[Stored items]

______________________________

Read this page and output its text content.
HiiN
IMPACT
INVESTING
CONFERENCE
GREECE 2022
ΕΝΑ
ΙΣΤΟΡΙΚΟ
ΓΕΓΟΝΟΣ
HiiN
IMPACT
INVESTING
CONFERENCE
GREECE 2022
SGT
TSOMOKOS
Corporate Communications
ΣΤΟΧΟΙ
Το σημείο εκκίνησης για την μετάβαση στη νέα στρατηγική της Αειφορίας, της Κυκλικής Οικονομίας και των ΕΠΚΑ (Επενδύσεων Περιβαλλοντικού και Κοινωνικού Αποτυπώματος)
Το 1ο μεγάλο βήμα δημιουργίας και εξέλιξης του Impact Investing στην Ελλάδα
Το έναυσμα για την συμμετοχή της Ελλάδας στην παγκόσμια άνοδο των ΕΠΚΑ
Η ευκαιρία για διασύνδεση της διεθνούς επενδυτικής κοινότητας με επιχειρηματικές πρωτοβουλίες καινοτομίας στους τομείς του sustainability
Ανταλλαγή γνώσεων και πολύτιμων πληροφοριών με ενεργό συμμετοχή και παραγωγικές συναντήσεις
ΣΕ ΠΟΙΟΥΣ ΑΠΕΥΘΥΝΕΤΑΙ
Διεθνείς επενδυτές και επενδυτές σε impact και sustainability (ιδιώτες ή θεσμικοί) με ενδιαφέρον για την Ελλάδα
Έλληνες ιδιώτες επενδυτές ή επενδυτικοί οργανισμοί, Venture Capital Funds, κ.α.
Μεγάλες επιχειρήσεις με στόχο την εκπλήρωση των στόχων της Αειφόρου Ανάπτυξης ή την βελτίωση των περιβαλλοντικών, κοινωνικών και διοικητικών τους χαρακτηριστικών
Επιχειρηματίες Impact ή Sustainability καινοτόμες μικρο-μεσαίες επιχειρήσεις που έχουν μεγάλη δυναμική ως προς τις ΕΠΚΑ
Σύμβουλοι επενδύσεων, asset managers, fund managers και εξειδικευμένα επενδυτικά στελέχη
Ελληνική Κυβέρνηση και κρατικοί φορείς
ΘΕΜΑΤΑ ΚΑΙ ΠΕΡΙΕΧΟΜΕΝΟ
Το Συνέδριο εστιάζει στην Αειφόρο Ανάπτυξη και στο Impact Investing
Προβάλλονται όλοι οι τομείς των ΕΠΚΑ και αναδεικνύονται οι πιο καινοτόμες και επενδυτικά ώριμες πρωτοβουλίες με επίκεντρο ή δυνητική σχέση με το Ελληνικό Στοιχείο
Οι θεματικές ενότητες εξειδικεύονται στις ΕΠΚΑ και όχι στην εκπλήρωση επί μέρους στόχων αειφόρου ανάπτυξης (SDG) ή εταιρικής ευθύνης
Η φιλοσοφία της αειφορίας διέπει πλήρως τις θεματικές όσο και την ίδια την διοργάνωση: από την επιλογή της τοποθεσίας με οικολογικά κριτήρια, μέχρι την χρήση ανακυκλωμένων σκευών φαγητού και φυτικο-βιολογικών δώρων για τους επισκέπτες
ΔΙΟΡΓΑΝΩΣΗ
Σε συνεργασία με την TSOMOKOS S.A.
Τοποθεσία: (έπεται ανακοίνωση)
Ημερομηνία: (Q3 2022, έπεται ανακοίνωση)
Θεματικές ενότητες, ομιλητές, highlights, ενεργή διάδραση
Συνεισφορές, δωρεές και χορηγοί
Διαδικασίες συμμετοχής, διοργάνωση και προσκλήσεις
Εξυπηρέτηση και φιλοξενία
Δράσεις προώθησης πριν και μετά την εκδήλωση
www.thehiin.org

______________________________

Scan the material for lines with the word "στην", and copy each line you find.

Το 1ο μεγάλο βήμα δημιουργίας και εξέλιξης του Impact Investing στην Ελλάδα
Το έναυσμα για την συμμετοχή της Ελλάδας στην παγκόσμια άνοδο των ΕΠΚΑ
Το Συνέδριο εστιάζει στην Αειφόρο Ανάπτυξη και στο Impact Investing
Οι θεματικές ενότητες εξειδικεύονται στις ΕΠΚΑ και όχι στην εκπλήρωση επί μέρους στόχων αειφόρου ανάπτυξης (SDG) ή εταιρικής ευθύνης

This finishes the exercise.